→ **WHAT THE EXERCISE ASKS**
Reproduce each record verbatim, images excluded.
Start of RECORDS PROVIDED
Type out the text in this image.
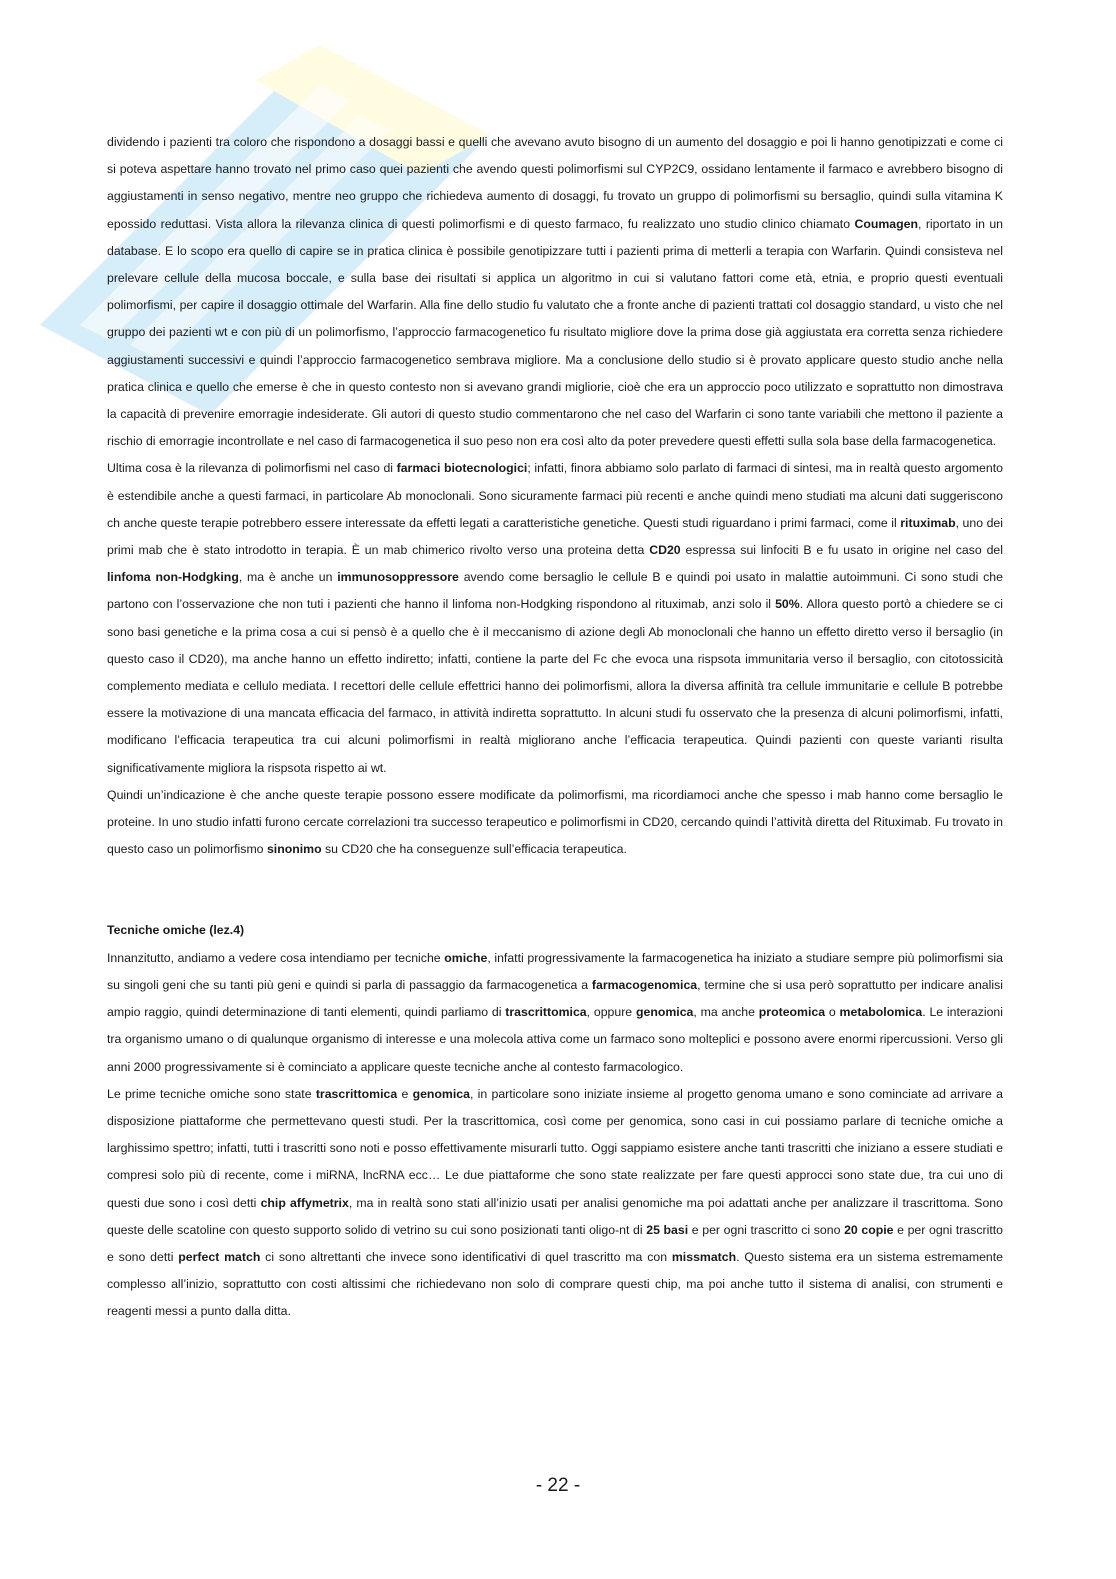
dividendo i pazienti tra coloro che rispondono a dosaggi bassi e quelli che avevano avuto bisogno di un aumento del dosaggio e poi li hanno genotipizzati e come ci si poteva aspettare hanno trovato nel primo caso quei pazienti che avendo questi polimorfismi sul CYP2C9, ossidano lentamente il farmaco e avrebbero bisogno di aggiustamenti in senso negativo, mentre neo gruppo che richiedeva aumento di dosaggi, fu trovato un gruppo di polimorfismi su bersaglio, quindi sulla vitamina K epossido reduttasi. Vista allora la rilevanza clinica di questi polimorfismi e di questo farmaco, fu realizzato uno studio clinico chiamato Coumagen, riportato in un database. E lo scopo era quello di capire se in pratica clinica è possibile genotipizzare tutti i pazienti prima di metterli a terapia con Warfarin. Quindi consisteva nel prelevare cellule della mucosa boccale, e sulla base dei risultati si applica un algoritmo in cui si valutano fattori come età, etnia, e proprio questi eventuali polimorfismi, per capire il dosaggio ottimale del Warfarin. Alla fine dello studio fu valutato che a fronte anche di pazienti trattati col dosaggio standard, u visto che nel gruppo dei pazienti wt e con più di un polimorfismo, l’approccio farmacogenetico fu risultato migliore dove la prima dose già aggiustata era corretta senza richiedere aggiustamenti successivi e quindi l’approccio farmacogenetico sembrava migliore. Ma a conclusione dello studio si è provato applicare questo studio anche nella pratica clinica e quello che emerse è che in questo contesto non si avevano grandi migliorie, cioè che era un approccio poco utilizzato e soprattutto non dimostrava la capacità di prevenire emorragie indesiderate. Gli autori di questo studio commentarono che nel caso del Warfarin ci sono tante variabili che mettono il paziente a rischio di emorragie incontrollate e nel caso di farmacogenetica il suo peso non era così alto da poter prevedere questi effetti sulla sola base della farmacogenetica.

Ultima cosa è la rilevanza di polimorfismi nel caso di farmaci biotecnologici; infatti, finora abbiamo solo parlato di farmaci di sintesi, ma in realtà questo argomento è estendibile anche a questi farmaci, in particolare Ab monoclonali. Sono sicuramente farmaci più recenti e anche quindi meno studiati ma alcuni dati suggeriscono ch anche queste terapie potrebbero essere interessate da effetti legati a caratteristiche genetiche. Questi studi riguardano i primi farmaci, come il rituximab, uno dei primi mab che è stato introdotto in terapia. È un mab chimerico rivolto verso una proteina detta CD20 espressa sui linfociti B e fu usato in origine nel caso del linfoma non-Hodgking, ma è anche un immunosoppressore avendo come bersaglio le cellule B e quindi poi usato in malattie autoimmuni. Ci sono studi che partono con l’osservazione che non tuti i pazienti che hanno il linfoma non-Hodgking rispondono al rituximab, anzi solo il 50%. Allora questo portò a chiedere se ci sono basi genetiche e la prima cosa a cui si pensò è a quello che è il meccanismo di azione degli Ab monoclonali che hanno un effetto diretto verso il bersaglio (in questo caso il CD20), ma anche hanno un effetto indiretto; infatti, contiene la parte del Fc che evoca una rispsota immunitaria verso il bersaglio, con citotossicità complemento mediata e cellulo mediata. I recettori delle cellule effettrici hanno dei polimorfismi, allora la diversa affinità tra cellule immunitarie e cellule B potrebbe essere la motivazione di una mancata efficacia del farmaco, in attività indiretta soprattutto. In alcuni studi fu osservato che la presenza di alcuni polimorfismi, infatti, modificano l’efficacia terapeutica tra cui alcuni polimorfismi in realtà migliorano anche l’efficacia terapeutica. Quindi pazienti con queste varianti risulta significativamente migliora la rispsota rispetto ai wt.

Quindi un’indicazione è che anche queste terapie possono essere modificate da polimorfismi, ma ricordiamoci anche che spesso i mab hanno come bersaglio le proteine. In uno studio infatti furono cercate correlazioni tra successo terapeutico e polimorfismi in CD20, cercando quindi l’attività diretta del Rituximab. Fu trovato in questo caso un polimorfismo sinonimo su CD20 che ha conseguenze sull’efficacia terapeutica.

Tecniche omiche (lez.4)

Innanzitutto, andiamo a vedere cosa intendiamo per tecniche omiche, infatti progressivamente la farmacogenetica ha iniziato a studiare sempre più polimorfismi sia su singoli geni che su tanti più geni e quindi si parla di passaggio da farmacogenetica a farmacogenomica, termine che si usa però soprattutto per indicare analisi ampio raggio, quindi determinazione di tanti elementi, quindi parliamo di trascrittomica, oppure genomica, ma anche proteomica o metabolomica. Le interazioni tra organismo umano o di qualunque organismo di interesse e una molecola attiva come un farmaco sono molteplici e possono avere enormi ripercussioni. Verso gli anni 2000 progressivamente si è cominciato a applicare queste tecniche anche al contesto farmacologico.

Le prime tecniche omiche sono state trascrittomica e genomica, in particolare sono iniziate insieme al progetto genoma umano e sono cominciate ad arrivare a disposizione piattaforme che permettevano questi studi. Per la trascrittomica, così come per genomica, sono casi in cui possiamo parlare di tecniche omiche a larghissimo spettro; infatti, tutti i trascritti sono noti e posso effettivamente misurarli tutto. Oggi sappiamo esistere anche tanti trascritti che iniziano a essere studiati e compresi solo più di recente, come i miRNA, lncRNA ecc… Le due piattaforme che sono state realizzate per fare questi approcci sono state due, tra cui uno di questi due sono i così detti chip affymetrix, ma in realtà sono stati all’inizio usati per analisi genomiche ma poi adattati anche per analizzare il trascrittoma. Sono queste delle scatoline con questo supporto solido di vetrino su cui sono posizionati tanti oligo-nt di 25 basi e per ogni trascritto ci sono 20 copie e per ogni trascritto e sono detti perfect match ci sono altrettanti che invece sono identificativi di quel trascritto ma con missmatch. Questo sistema era un sistema estremamente complesso all’inizio, soprattutto con costi altissimi che richiedevano non solo di comprare questi chip, ma poi anche tutto il sistema di analisi, con strumenti e reagenti messi a punto dalla ditta.

- 22 -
End of RECORDS PROVIDED
→ **EXERCISE ANSWER**
Type out the text in this image.
dividendo i pazienti tra coloro che rispondono a dosaggi bassi e quelli che avevano avuto bisogno di un aumento del dosaggio e poi li hanno genotipizzati e come ci si poteva aspettare hanno trovato nel primo caso quei pazienti che avendo questi polimorfismi sul CYP2C9, ossidano lentamente il farmaco e avrebbero bisogno di aggiustamenti in senso negativo, mentre neo gruppo che richiedeva aumento di dosaggi, fu trovato un gruppo di polimorfismi su bersaglio, quindi sulla vitamina K epossido reduttasi. Vista allora la rilevanza clinica di questi polimorfismi e di questo farmaco, fu realizzato uno studio clinico chiamato Coumagen, riportato in un database. E lo scopo era quello di capire se in pratica clinica è possibile genotipizzare tutti i pazienti prima di metterli a terapia con Warfarin. Quindi consisteva nel prelevare cellule della mucosa boccale, e sulla base dei risultati si applica un algoritmo in cui si valutano fattori come età, etnia, e proprio questi eventuali polimorfismi, per capire il dosaggio ottimale del Warfarin. Alla fine dello studio fu valutato che a fronte anche di pazienti trattati col dosaggio standard, u visto che nel gruppo dei pazienti wt e con più di un polimorfismo, l’approccio farmacogenetico fu risultato migliore dove la prima dose già aggiustata era corretta senza richiedere aggiustamenti successivi e quindi l’approccio farmacogenetico sembrava migliore. Ma a conclusione dello studio si è provato applicare questo studio anche nella pratica clinica e quello che emerse è che in questo contesto non si avevano grandi migliorie, cioè che era un approccio poco utilizzato e soprattutto non dimostrava la capacità di prevenire emorragie indesiderate. Gli autori di questo studio commentarono che nel caso del Warfarin ci sono tante variabili che mettono il paziente a rischio di emorragie incontrollate e nel caso di farmacogenetica il suo peso non era così alto da poter prevedere questi effetti sulla sola base della farmacogenetica.

Ultima cosa è la rilevanza di polimorfismi nel caso di farmaci biotecnologici; infatti, finora abbiamo solo parlato di farmaci di sintesi, ma in realtà questo argomento è estendibile anche a questi farmaci, in particolare Ab monoclonali. Sono sicuramente farmaci più recenti e anche quindi meno studiati ma alcuni dati suggeriscono ch anche queste terapie potrebbero essere interessate da effetti legati a caratteristiche genetiche. Questi studi riguardano i primi farmaci, come il rituximab, uno dei primi mab che è stato introdotto in terapia. È un mab chimerico rivolto verso una proteina detta CD20 espressa sui linfociti B e fu usato in origine nel caso del linfoma non-Hodgking, ma è anche un immunosoppressore avendo come bersaglio le cellule B e quindi poi usato in malattie autoimmuni. Ci sono studi che partono con l’osservazione che non tuti i pazienti che hanno il linfoma non-Hodgking rispondono al rituximab, anzi solo il 50%. Allora questo portò a chiedere se ci sono basi genetiche e la prima cosa a cui si pensò è a quello che è il meccanismo di azione degli Ab monoclonali che hanno un effetto diretto verso il bersaglio (in questo caso il CD20), ma anche hanno un effetto indiretto; infatti, contiene la parte del Fc che evoca una rispsota immunitaria verso il bersaglio, con citotossicità complemento mediata e cellulo mediata. I recettori delle cellule effettrici hanno dei polimorfismi, allora la diversa affinità tra cellule immunitarie e cellule B potrebbe essere la motivazione di una mancata efficacia del farmaco, in attività indiretta soprattutto. In alcuni studi fu osservato che la presenza di alcuni polimorfismi, infatti, modificano l’efficacia terapeutica tra cui alcuni polimorfismi in realtà migliorano anche l’efficacia terapeutica. Quindi pazienti con queste varianti risulta significativamente migliora la rispsota rispetto ai wt.

Quindi un’indicazione è che anche queste terapie possono essere modificate da polimorfismi, ma ricordiamoci anche che spesso i mab hanno come bersaglio le proteine. In uno studio infatti furono cercate correlazioni tra successo terapeutico e polimorfismi in CD20, cercando quindi l’attività diretta del Rituximab. Fu trovato in questo caso un polimorfismo sinonimo su CD20 che ha conseguenze sull’efficacia terapeutica.

Tecniche omiche (lez.4)

Innanzitutto, andiamo a vedere cosa intendiamo per tecniche omiche, infatti progressivamente la farmacogenetica ha iniziato a studiare sempre più polimorfismi sia su singoli geni che su tanti più geni e quindi si parla di passaggio da farmacogenetica a farmacogenomica, termine che si usa però soprattutto per indicare analisi ampio raggio, quindi determinazione di tanti elementi, quindi parliamo di trascrittomica, oppure genomica, ma anche proteomica o metabolomica. Le interazioni tra organismo umano o di qualunque organismo di interesse e una molecola attiva come un farmaco sono molteplici e possono avere enormi ripercussioni. Verso gli anni 2000 progressivamente si è cominciato a applicare queste tecniche anche al contesto farmacologico.

Le prime tecniche omiche sono state trascrittomica e genomica, in particolare sono iniziate insieme al progetto genoma umano e sono cominciate ad arrivare a disposizione piattaforme che permettevano questi studi. Per la trascrittomica, così come per genomica, sono casi in cui possiamo parlare di tecniche omiche a larghissimo spettro; infatti, tutti i trascritti sono noti e posso effettivamente misurarli tutto. Oggi sappiamo esistere anche tanti trascritti che iniziano a essere studiati e compresi solo più di recente, come i miRNA, lncRNA ecc… Le due piattaforme che sono state realizzate per fare questi approcci sono state due, tra cui uno di questi due sono i così detti chip affymetrix, ma in realtà sono stati all’inizio usati per analisi genomiche ma poi adattati anche per analizzare il trascrittoma. Sono queste delle scatoline con questo supporto solido di vetrino su cui sono posizionati tanti oligo-nt di 25 basi e per ogni trascritto ci sono 20 copie e per ogni trascritto e sono detti perfect match ci sono altrettanti che invece sono identificativi di quel trascritto ma con missmatch. Questo sistema era un sistema estremamente complesso all’inizio, soprattutto con costi altissimi che richiedevano non solo di comprare questi chip, ma poi anche tutto il sistema di analisi, con strumenti e reagenti messi a punto dalla ditta.

- 22 -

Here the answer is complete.